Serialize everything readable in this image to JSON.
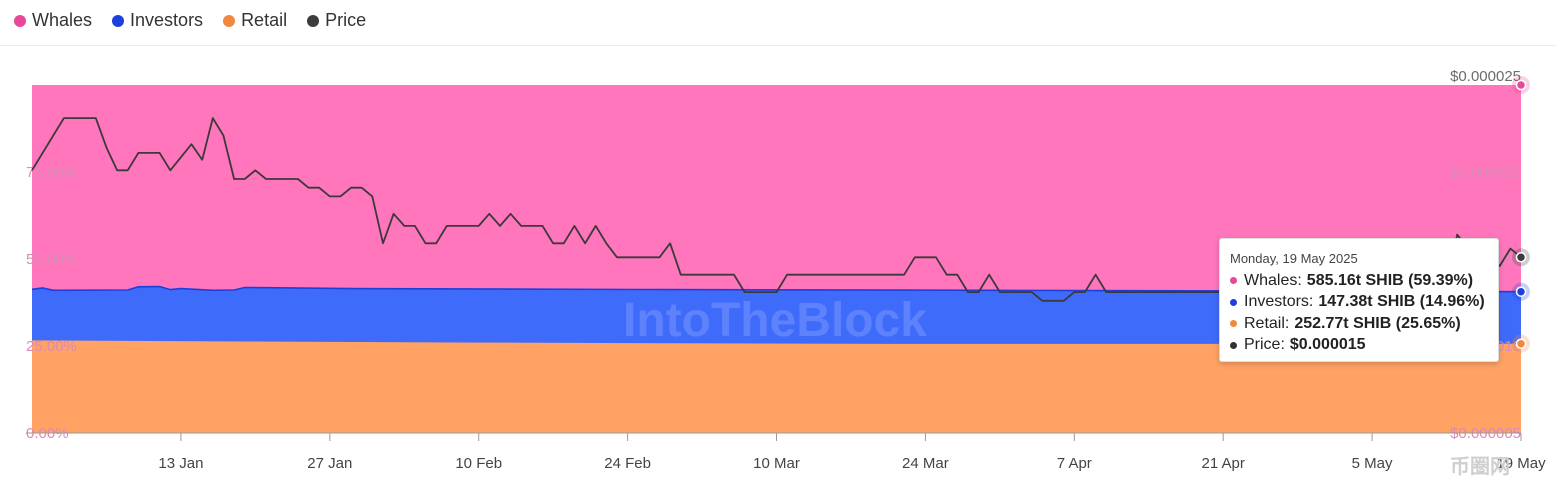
{
  "legend": [
    {
      "name": "Whales",
      "color": "#e8479a"
    },
    {
      "name": "Investors",
      "color": "#1c3fe0"
    },
    {
      "name": "Retail",
      "color": "#f0883e"
    },
    {
      "name": "Price",
      "color": "#3c3c3c"
    }
  ],
  "colors": {
    "whales_fill": "#ff76bd",
    "investors_fill": "#3f6bfb",
    "retail_fill": "#ffa263",
    "investors_line": "#1e3fd6",
    "price_line": "#3a3a3a"
  },
  "watermark_text": "IntoTheBlock",
  "corner_mark_text": "币圈网",
  "chart_data": {
    "type": "area",
    "stacked_percent": true,
    "x_range": [
      "2024-12-30",
      "2025-05-19"
    ],
    "x_ticks": [
      "13 Jan",
      "27 Jan",
      "10 Feb",
      "24 Feb",
      "10 Mar",
      "24 Mar",
      "7 Apr",
      "21 Apr",
      "5 May",
      "19 May"
    ],
    "y_left_ticks": [
      "0.00%",
      "25.00%",
      "50.00%",
      "75.00%"
    ],
    "y_left_range": [
      0,
      100
    ],
    "y_right_ticks": [
      "$0.000005",
      "$0.000010",
      "$0.000015",
      "$0.000020",
      "$0.000025"
    ],
    "y_right_range": [
      5e-06,
      2.5e-05
    ],
    "retail_pct": [
      [
        0,
        26.6
      ],
      [
        20,
        26.3
      ],
      [
        40,
        26.0
      ],
      [
        60,
        25.8
      ],
      [
        80,
        25.6
      ],
      [
        100,
        25.6
      ],
      [
        140,
        25.65
      ]
    ],
    "investors_top_pct": [
      [
        0,
        41.3
      ],
      [
        1,
        41.7
      ],
      [
        2,
        41.0
      ],
      [
        9,
        41.1
      ],
      [
        10,
        42.0
      ],
      [
        12,
        42.1
      ],
      [
        13,
        41.2
      ],
      [
        14,
        41.5
      ],
      [
        17,
        41.0
      ],
      [
        19,
        41.1
      ],
      [
        20,
        41.8
      ],
      [
        30,
        41.5
      ],
      [
        60,
        41.2
      ],
      [
        90,
        41.0
      ],
      [
        140,
        40.6
      ]
    ],
    "price": [
      [
        0,
        2.01e-05
      ],
      [
        3,
        2.31e-05
      ],
      [
        6,
        2.31e-05
      ],
      [
        7,
        2.14e-05
      ],
      [
        8,
        2.01e-05
      ],
      [
        9,
        2.01e-05
      ],
      [
        10,
        2.11e-05
      ],
      [
        12,
        2.11e-05
      ],
      [
        13,
        2.01e-05
      ],
      [
        15,
        2.16e-05
      ],
      [
        16,
        2.07e-05
      ],
      [
        17,
        2.31e-05
      ],
      [
        18,
        2.21e-05
      ],
      [
        19,
        1.96e-05
      ],
      [
        20,
        1.96e-05
      ],
      [
        21,
        2.01e-05
      ],
      [
        22,
        1.96e-05
      ],
      [
        25,
        1.96e-05
      ],
      [
        26,
        1.91e-05
      ],
      [
        27,
        1.91e-05
      ],
      [
        28,
        1.86e-05
      ],
      [
        29,
        1.86e-05
      ],
      [
        30,
        1.91e-05
      ],
      [
        31,
        1.91e-05
      ],
      [
        32,
        1.86e-05
      ],
      [
        33,
        1.59e-05
      ],
      [
        34,
        1.76e-05
      ],
      [
        35,
        1.69e-05
      ],
      [
        36,
        1.69e-05
      ],
      [
        37,
        1.59e-05
      ],
      [
        38,
        1.59e-05
      ],
      [
        39,
        1.69e-05
      ],
      [
        42,
        1.69e-05
      ],
      [
        43,
        1.76e-05
      ],
      [
        44,
        1.69e-05
      ],
      [
        45,
        1.76e-05
      ],
      [
        46,
        1.69e-05
      ],
      [
        48,
        1.69e-05
      ],
      [
        49,
        1.59e-05
      ],
      [
        50,
        1.59e-05
      ],
      [
        51,
        1.69e-05
      ],
      [
        52,
        1.59e-05
      ],
      [
        53,
        1.69e-05
      ],
      [
        54,
        1.59e-05
      ],
      [
        55,
        1.51e-05
      ],
      [
        59,
        1.51e-05
      ],
      [
        60,
        1.59e-05
      ],
      [
        61,
        1.41e-05
      ],
      [
        62,
        1.41e-05
      ],
      [
        66,
        1.41e-05
      ],
      [
        67,
        1.31e-05
      ],
      [
        70,
        1.31e-05
      ],
      [
        71,
        1.41e-05
      ],
      [
        79,
        1.41e-05
      ],
      [
        80,
        1.41e-05
      ],
      [
        82,
        1.41e-05
      ],
      [
        83,
        1.51e-05
      ],
      [
        85,
        1.51e-05
      ],
      [
        86,
        1.41e-05
      ],
      [
        87,
        1.41e-05
      ],
      [
        88,
        1.31e-05
      ],
      [
        89,
        1.31e-05
      ],
      [
        90,
        1.41e-05
      ],
      [
        91,
        1.31e-05
      ],
      [
        94,
        1.31e-05
      ],
      [
        95,
        1.26e-05
      ],
      [
        97,
        1.26e-05
      ],
      [
        98,
        1.31e-05
      ],
      [
        99,
        1.31e-05
      ],
      [
        100,
        1.41e-05
      ],
      [
        101,
        1.31e-05
      ],
      [
        133,
        1.31e-05
      ],
      [
        134,
        1.64e-05
      ],
      [
        135,
        1.56e-05
      ],
      [
        136,
        1.41e-05
      ],
      [
        137,
        1.51e-05
      ],
      [
        138,
        1.46e-05
      ],
      [
        139,
        1.56e-05
      ],
      [
        140,
        1.51e-05
      ]
    ]
  },
  "tooltip": {
    "date": "Monday, 19 May 2025",
    "rows": [
      {
        "label": "Whales:",
        "value": "585.16t SHIB (59.39%)",
        "color": "#e8479a"
      },
      {
        "label": "Investors:",
        "value": "147.38t SHIB (14.96%)",
        "color": "#1c3fe0"
      },
      {
        "label": "Retail:",
        "value": "252.77t SHIB (25.65%)",
        "color": "#f0883e"
      },
      {
        "label": "Price:",
        "value": "$0.000015",
        "color": "#333333"
      }
    ]
  }
}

※ ※ ※

### INSTRUCTIONS TO FOLLOW
Reproduce the data verbatim. Do not carry any picture into the copy.

### TASK RESULT
Serialize everything readable in this image to JSON.
{
  "legend": [
    {
      "name": "Whales",
      "color": "#e8479a"
    },
    {
      "name": "Investors",
      "color": "#1c3fe0"
    },
    {
      "name": "Retail",
      "color": "#f0883e"
    },
    {
      "name": "Price",
      "color": "#3c3c3c"
    }
  ],
  "colors": {
    "whales_fill": "#ff76bd",
    "investors_fill": "#3f6bfb",
    "retail_fill": "#ffa263",
    "investors_line": "#1e3fd6",
    "price_line": "#3a3a3a"
  },
  "watermark_text": "IntoTheBlock",
  "corner_mark_text": "币圈网",
  "chart_data": {
    "type": "area",
    "stacked_percent": true,
    "x_range": [
      "2024-12-30",
      "2025-05-19"
    ],
    "x_ticks": [
      "13 Jan",
      "27 Jan",
      "10 Feb",
      "24 Feb",
      "10 Mar",
      "24 Mar",
      "7 Apr",
      "21 Apr",
      "5 May",
      "19 May"
    ],
    "y_left_ticks": [
      "0.00%",
      "25.00%",
      "50.00%",
      "75.00%"
    ],
    "y_left_range": [
      0,
      100
    ],
    "y_right_ticks": [
      "$0.000005",
      "$0.000010",
      "$0.000015",
      "$0.000020",
      "$0.000025"
    ],
    "y_right_range": [
      5e-06,
      2.5e-05
    ],
    "retail_pct": [
      [
        0,
        26.6
      ],
      [
        20,
        26.3
      ],
      [
        40,
        26.0
      ],
      [
        60,
        25.8
      ],
      [
        80,
        25.6
      ],
      [
        100,
        25.6
      ],
      [
        140,
        25.65
      ]
    ],
    "investors_top_pct": [
      [
        0,
        41.3
      ],
      [
        1,
        41.7
      ],
      [
        2,
        41.0
      ],
      [
        9,
        41.1
      ],
      [
        10,
        42.0
      ],
      [
        12,
        42.1
      ],
      [
        13,
        41.2
      ],
      [
        14,
        41.5
      ],
      [
        17,
        41.0
      ],
      [
        19,
        41.1
      ],
      [
        20,
        41.8
      ],
      [
        30,
        41.5
      ],
      [
        60,
        41.2
      ],
      [
        90,
        41.0
      ],
      [
        140,
        40.6
      ]
    ],
    "price": [
      [
        0,
        2.01e-05
      ],
      [
        3,
        2.31e-05
      ],
      [
        6,
        2.31e-05
      ],
      [
        7,
        2.14e-05
      ],
      [
        8,
        2.01e-05
      ],
      [
        9,
        2.01e-05
      ],
      [
        10,
        2.11e-05
      ],
      [
        12,
        2.11e-05
      ],
      [
        13,
        2.01e-05
      ],
      [
        15,
        2.16e-05
      ],
      [
        16,
        2.07e-05
      ],
      [
        17,
        2.31e-05
      ],
      [
        18,
        2.21e-05
      ],
      [
        19,
        1.96e-05
      ],
      [
        20,
        1.96e-05
      ],
      [
        21,
        2.01e-05
      ],
      [
        22,
        1.96e-05
      ],
      [
        25,
        1.96e-05
      ],
      [
        26,
        1.91e-05
      ],
      [
        27,
        1.91e-05
      ],
      [
        28,
        1.86e-05
      ],
      [
        29,
        1.86e-05
      ],
      [
        30,
        1.91e-05
      ],
      [
        31,
        1.91e-05
      ],
      [
        32,
        1.86e-05
      ],
      [
        33,
        1.59e-05
      ],
      [
        34,
        1.76e-05
      ],
      [
        35,
        1.69e-05
      ],
      [
        36,
        1.69e-05
      ],
      [
        37,
        1.59e-05
      ],
      [
        38,
        1.59e-05
      ],
      [
        39,
        1.69e-05
      ],
      [
        42,
        1.69e-05
      ],
      [
        43,
        1.76e-05
      ],
      [
        44,
        1.69e-05
      ],
      [
        45,
        1.76e-05
      ],
      [
        46,
        1.69e-05
      ],
      [
        48,
        1.69e-05
      ],
      [
        49,
        1.59e-05
      ],
      [
        50,
        1.59e-05
      ],
      [
        51,
        1.69e-05
      ],
      [
        52,
        1.59e-05
      ],
      [
        53,
        1.69e-05
      ],
      [
        54,
        1.59e-05
      ],
      [
        55,
        1.51e-05
      ],
      [
        59,
        1.51e-05
      ],
      [
        60,
        1.59e-05
      ],
      [
        61,
        1.41e-05
      ],
      [
        62,
        1.41e-05
      ],
      [
        66,
        1.41e-05
      ],
      [
        67,
        1.31e-05
      ],
      [
        70,
        1.31e-05
      ],
      [
        71,
        1.41e-05
      ],
      [
        79,
        1.41e-05
      ],
      [
        80,
        1.41e-05
      ],
      [
        82,
        1.41e-05
      ],
      [
        83,
        1.51e-05
      ],
      [
        85,
        1.51e-05
      ],
      [
        86,
        1.41e-05
      ],
      [
        87,
        1.41e-05
      ],
      [
        88,
        1.31e-05
      ],
      [
        89,
        1.31e-05
      ],
      [
        90,
        1.41e-05
      ],
      [
        91,
        1.31e-05
      ],
      [
        94,
        1.31e-05
      ],
      [
        95,
        1.26e-05
      ],
      [
        97,
        1.26e-05
      ],
      [
        98,
        1.31e-05
      ],
      [
        99,
        1.31e-05
      ],
      [
        100,
        1.41e-05
      ],
      [
        101,
        1.31e-05
      ],
      [
        133,
        1.31e-05
      ],
      [
        134,
        1.64e-05
      ],
      [
        135,
        1.56e-05
      ],
      [
        136,
        1.41e-05
      ],
      [
        137,
        1.51e-05
      ],
      [
        138,
        1.46e-05
      ],
      [
        139,
        1.56e-05
      ],
      [
        140,
        1.51e-05
      ]
    ]
  },
  "tooltip": {
    "date": "Monday, 19 May 2025",
    "rows": [
      {
        "label": "Whales:",
        "value": "585.16t SHIB (59.39%)",
        "color": "#e8479a"
      },
      {
        "label": "Investors:",
        "value": "147.38t SHIB (14.96%)",
        "color": "#1c3fe0"
      },
      {
        "label": "Retail:",
        "value": "252.77t SHIB (25.65%)",
        "color": "#f0883e"
      },
      {
        "label": "Price:",
        "value": "$0.000015",
        "color": "#333333"
      }
    ]
  }
}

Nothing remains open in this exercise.